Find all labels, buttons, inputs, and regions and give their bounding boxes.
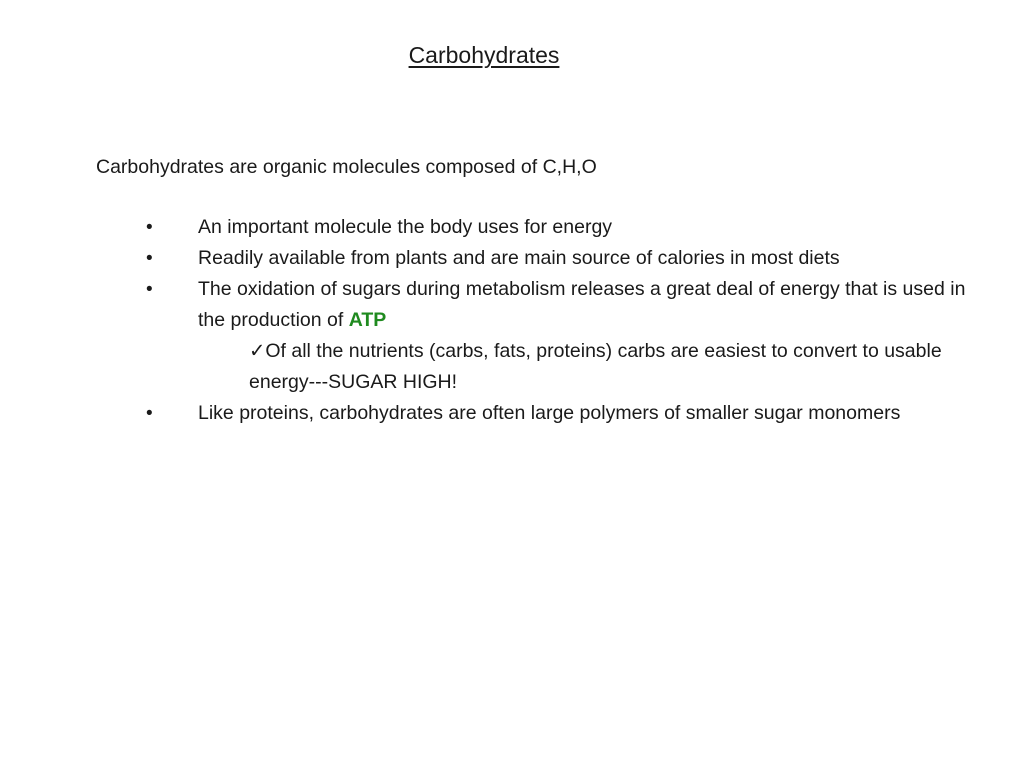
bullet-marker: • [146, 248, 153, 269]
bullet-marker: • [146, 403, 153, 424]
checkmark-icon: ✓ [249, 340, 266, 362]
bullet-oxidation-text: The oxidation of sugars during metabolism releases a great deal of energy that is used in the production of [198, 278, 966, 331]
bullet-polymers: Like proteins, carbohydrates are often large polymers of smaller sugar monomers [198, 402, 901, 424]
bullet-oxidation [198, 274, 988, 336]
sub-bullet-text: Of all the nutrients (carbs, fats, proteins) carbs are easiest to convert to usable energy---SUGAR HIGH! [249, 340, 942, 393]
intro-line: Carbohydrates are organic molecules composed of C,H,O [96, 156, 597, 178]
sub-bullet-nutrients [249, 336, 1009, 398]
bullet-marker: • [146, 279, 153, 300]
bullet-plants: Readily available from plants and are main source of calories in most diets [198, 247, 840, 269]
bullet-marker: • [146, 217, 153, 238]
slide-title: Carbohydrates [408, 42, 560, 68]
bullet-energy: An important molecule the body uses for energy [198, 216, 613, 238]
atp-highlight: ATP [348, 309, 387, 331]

_ _ _ _ _ _ _

Could you give the listing again exactly as it stands, minus any pictures?

* _Result below_:
Find all labels, buttons, inputs, and regions and give their bounding boxes.
bullet-marker: • [146, 248, 153, 269]
bullet-marker: • [146, 403, 153, 424]
checkmark-icon: ✓ [249, 340, 266, 362]
bullet-oxidation-text: The oxidation of sugars during metabolism releases a great deal of energy that is used in the production of [198, 278, 966, 331]
bullet-polymers: Like proteins, carbohydrates are often large polymers of smaller sugar monomers [198, 402, 901, 424]
bullet-oxidation [198, 274, 988, 336]
sub-bullet-text: Of all the nutrients (carbs, fats, proteins) carbs are easiest to convert to usable energy---SUGAR HIGH! [249, 340, 942, 393]
intro-line: Carbohydrates are organic molecules composed of C,H,O [96, 156, 597, 178]
sub-bullet-nutrients [249, 336, 1009, 398]
bullet-marker: • [146, 279, 153, 300]
bullet-plants: Readily available from plants and are main source of calories in most diets [198, 247, 840, 269]
bullet-marker: • [146, 217, 153, 238]
slide-title: Carbohydrates [408, 42, 560, 68]
bullet-energy: An important molecule the body uses for energy [198, 216, 613, 238]
atp-highlight: ATP [348, 309, 387, 331]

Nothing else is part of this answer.